GOAL ▸ Would you repeat the listing exactly but omit every picture?

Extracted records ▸

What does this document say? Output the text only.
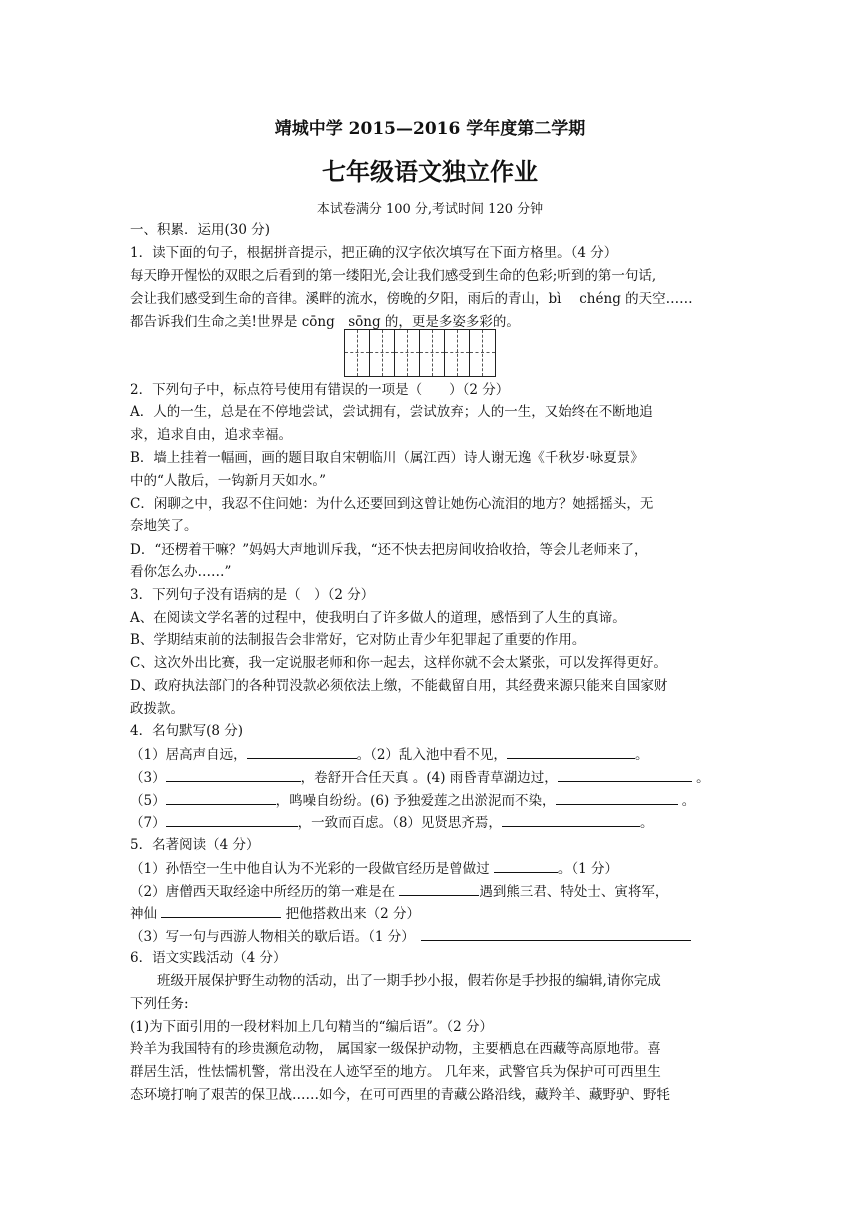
靖城中学 2015—2016 学年度第二学期
七年级语文独立作业
本试卷满分 100 分,考试时间 120 分钟
一、积累．运用(30 分)
1．读下面的句子，根据拼音提示，把正确的汉字依次填写在下面方格里。（4 分）
每天睁开惺忪的双眼之后看到的第一缕阳光,会让我们感受到生命的色彩;听到的第一句话,
会让我们感受到生命的音律。溪畔的流水，傍晚的夕阳，雨后的青山，bì　 chéng 的天空……
都告诉我们生命之美!世界是 cōng　sōng 的，更是多姿多彩的。
2．下列句子中，标点符号使用有错误的一项是（　　）（2 分）
A．人的一生，总是在不停地尝试，尝试拥有，尝试放弃；人的一生，又始终在不断地追
求，追求自由，追求幸福。
B．墙上挂着一幅画，画的题目取自宋朝临川（属江西）诗人谢无逸《千秋岁·咏夏景》
中的“人散后，一钩新月天如水。”
C．闲聊之中，我忍不住问她：为什么还要回到这曾让她伤心流泪的地方？她摇摇头，无
奈地笑了。
D．“还楞着干嘛？”妈妈大声地训斥我，“还不快去把房间收拾收拾，等会儿老师来了，
看你怎么办……”
3．下列句子没有语病的是（　）（2 分）
A、在阅读文学名著的过程中，使我明白了许多做人的道理，感悟到了人生的真谛。
B、学期结束前的法制报告会非常好，它对防止青少年犯罪起了重要的作用。
C、这次外出比赛，我一定说服老师和你一起去，这样你就不会太紧张，可以发挥得更好。
D、政府执法部门的各种罚没款必须依法上缴，不能截留自用，其经费来源只能来自国家财
政拨款。
4．名句默写(8 分)
（1）居高声自远，	。（2）乱入池中看不见，	。
（3）	，卷舒开合任天真 。(4) 雨昏青草湖边过，	。
（5）	，鸣噪自纷纷。(6) 予独爱莲之出淤泥而不染，	。
（7）	，一致而百虑。（8）见贤思齐焉，	。
5．名著阅读（4 分）
（1）孙悟空一生中他自认为不光彩的一段做官经历是曾做过	。（1 分）
（2）唐僧西天取经途中所经历的第一难是在	遇到熊三君、特处士、寅将军，
神仙	把他搭救出来（2 分）
（3）写一句与西游人物相关的歇后语。（1 分）
6．语文实践活动（4 分）
　　班级开展保护野生动物的活动，出了一期手抄小报，假若你是手抄报的编辑,请你完成
下列任务:
(1)为下面引用的一段材料加上几句精当的“编后语”。（2 分）
羚羊为我国特有的珍贵濒危动物， 属国家一级保护动物，主要栖息在西藏等高原地带。喜
群居生活，性怯懦机警，常出没在人迹罕至的地方。 几年来，武警官兵为保护可可西里生
态环境打响了艰苦的保卫战……如今，在可可西里的青藏公路沿线，藏羚羊、藏野驴、野牦
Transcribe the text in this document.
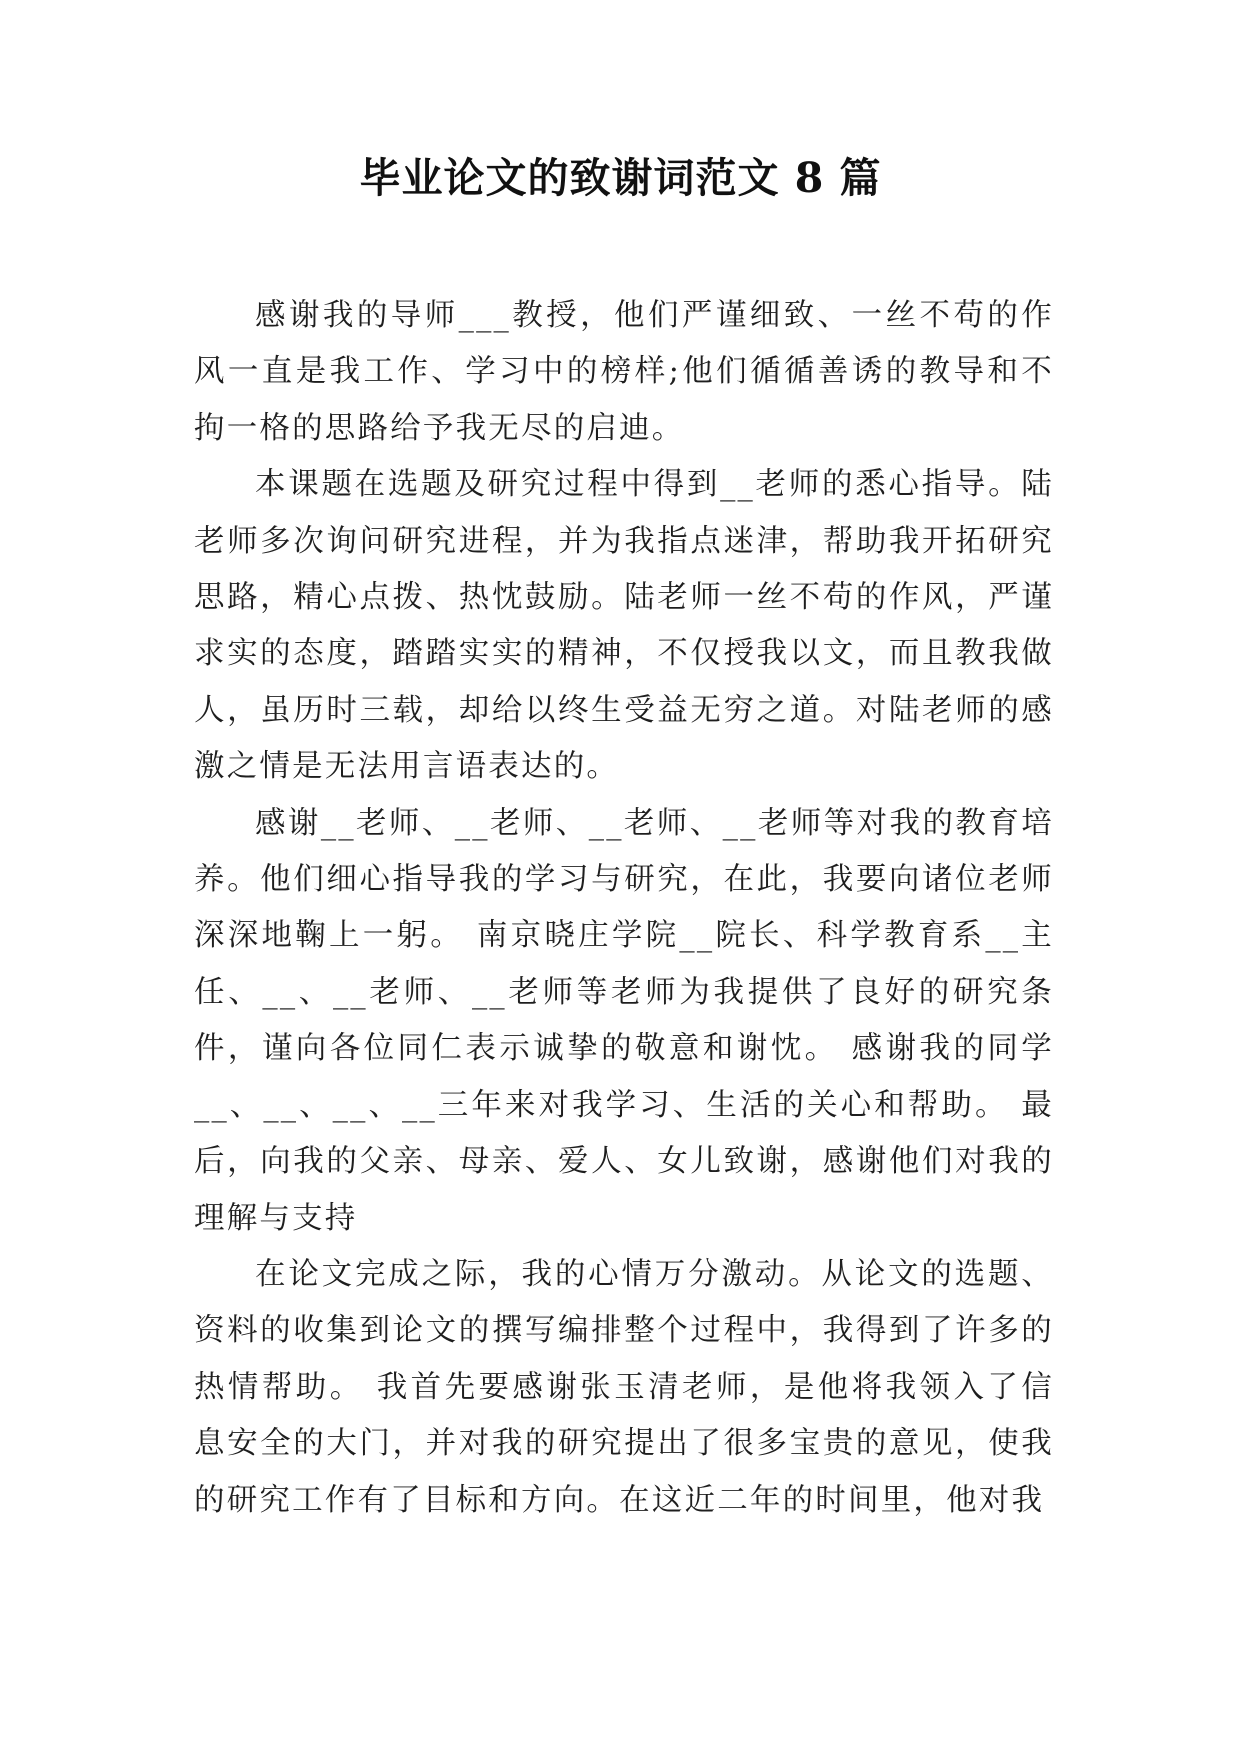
毕业论文的致谢词范文 8 篇

感谢我的导师___教授，他们严谨细致、一丝不苟的作风一直是我工作、学习中的榜样;他们循循善诱的教导和不拘一格的思路给予我无尽的启迪。

本课题在选题及研究过程中得到__老师的悉心指导。陆老师多次询问研究进程，并为我指点迷津，帮助我开拓研究思路，精心点拨、热忱鼓励。陆老师一丝不苟的作风，严谨求实的态度，踏踏实实的精神，不仅授我以文，而且教我做人，虽历时三载，却给以终生受益无穷之道。对陆老师的感激之情是无法用言语表达的。

感谢__老师、__老师、__老师、__老师等对我的教育培养。他们细心指导我的学习与研究，在此，我要向诸位老师深深地鞠上一躬。 南京晓庄学院__院长、科学教育系__主任、__、__老师、__老师等老师为我提供了良好的研究条件，谨向各位同仁表示诚挚的敬意和谢忱。 感谢我的同学__、__、__、__三年来对我学习、生活的关心和帮助。 最后，向我的父亲、母亲、爱人、女儿致谢，感谢他们对我的理解与支持

在论文完成之际，我的心情万分激动。从论文的选题、资料的收集到论文的撰写编排整个过程中，我得到了许多的热情帮助。 我首先要感谢张玉清老师，是他将我领入了信息安全的大门，并对我的研究提出了很多宝贵的意见，使我的研究工作有了目标和方向。在这近二年的时间里，他对我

CORRECT ANSWER ▸
What does this document say? Output the text only.
靖城中学 2015—2016 学年度第二学期
七年级语文独立作业
本试卷满分 100 分,考试时间 120 分钟
一、积累．运用(30 分)
1．读下面的句子，根据拼音提示，把正确的汉字依次填写在下面方格里。（4 分）
每天睁开惺忪的双眼之后看到的第一缕阳光,会让我们感受到生命的色彩;听到的第一句话,
会让我们感受到生命的音律。溪畔的流水，傍晚的夕阳，雨后的青山，bì　 chéng 的天空……
都告诉我们生命之美!世界是 cōng　sōng 的，更是多姿多彩的。
2．下列句子中，标点符号使用有错误的一项是（　　）（2 分）
A．人的一生，总是在不停地尝试，尝试拥有，尝试放弃；人的一生，又始终在不断地追
求，追求自由，追求幸福。
B．墙上挂着一幅画，画的题目取自宋朝临川（属江西）诗人谢无逸《千秋岁·咏夏景》
中的“人散后，一钩新月天如水。”
C．闲聊之中，我忍不住问她：为什么还要回到这曾让她伤心流泪的地方？她摇摇头，无
奈地笑了。
D．“还楞着干嘛？”妈妈大声地训斥我，“还不快去把房间收拾收拾，等会儿老师来了，
看你怎么办……”
3．下列句子没有语病的是（　）（2 分）
A、在阅读文学名著的过程中，使我明白了许多做人的道理，感悟到了人生的真谛。
B、学期结束前的法制报告会非常好，它对防止青少年犯罪起了重要的作用。
C、这次外出比赛，我一定说服老师和你一起去，这样你就不会太紧张，可以发挥得更好。
D、政府执法部门的各种罚没款必须依法上缴，不能截留自用，其经费来源只能来自国家财
政拨款。
4．名句默写(8 分)
（1）居高声自远，	。（2）乱入池中看不见，	。
（3）	，卷舒开合任天真 。(4) 雨昏青草湖边过，	。
（5）	，鸣噪自纷纷。(6) 予独爱莲之出淤泥而不染，	。
（7）	，一致而百虑。（8）见贤思齐焉，	。
5．名著阅读（4 分）
（1）孙悟空一生中他自认为不光彩的一段做官经历是曾做过	。（1 分）
（2）唐僧西天取经途中所经历的第一难是在	遇到熊三君、特处士、寅将军，
神仙	把他搭救出来（2 分）
（3）写一句与西游人物相关的歇后语。（1 分）
6．语文实践活动（4 分）
　　班级开展保护野生动物的活动，出了一期手抄小报，假若你是手抄报的编辑,请你完成
下列任务:
(1)为下面引用的一段材料加上几句精当的“编后语”。（2 分）
羚羊为我国特有的珍贵濒危动物， 属国家一级保护动物，主要栖息在西藏等高原地带。喜
群居生活，性怯懦机警，常出没在人迹罕至的地方。 几年来，武警官兵为保护可可西里生
态环境打响了艰苦的保卫战……如今，在可可西里的青藏公路沿线，藏羚羊、藏野驴、野牦
Transcribe the text in this document.
毕业论文的致谢词范文 8 篇

感谢我的导师___教授，他们严谨细致、一丝不苟的作风一直是我工作、学习中的榜样;他们循循善诱的教导和不拘一格的思路给予我无尽的启迪。

本课题在选题及研究过程中得到__老师的悉心指导。陆老师多次询问研究进程，并为我指点迷津，帮助我开拓研究思路，精心点拨、热忱鼓励。陆老师一丝不苟的作风，严谨求实的态度，踏踏实实的精神，不仅授我以文，而且教我做人，虽历时三载，却给以终生受益无穷之道。对陆老师的感激之情是无法用言语表达的。

感谢__老师、__老师、__老师、__老师等对我的教育培养。他们细心指导我的学习与研究，在此，我要向诸位老师深深地鞠上一躬。 南京晓庄学院__院长、科学教育系__主任、__、__老师、__老师等老师为我提供了良好的研究条件，谨向各位同仁表示诚挚的敬意和谢忱。 感谢我的同学__、__、__、__三年来对我学习、生活的关心和帮助。 最后，向我的父亲、母亲、爱人、女儿致谢，感谢他们对我的理解与支持

在论文完成之际，我的心情万分激动。从论文的选题、资料的收集到论文的撰写编排整个过程中，我得到了许多的热情帮助。 我首先要感谢张玉清老师，是他将我领入了信息安全的大门，并对我的研究提出了很多宝贵的意见，使我的研究工作有了目标和方向。在这近二年的时间里，他对我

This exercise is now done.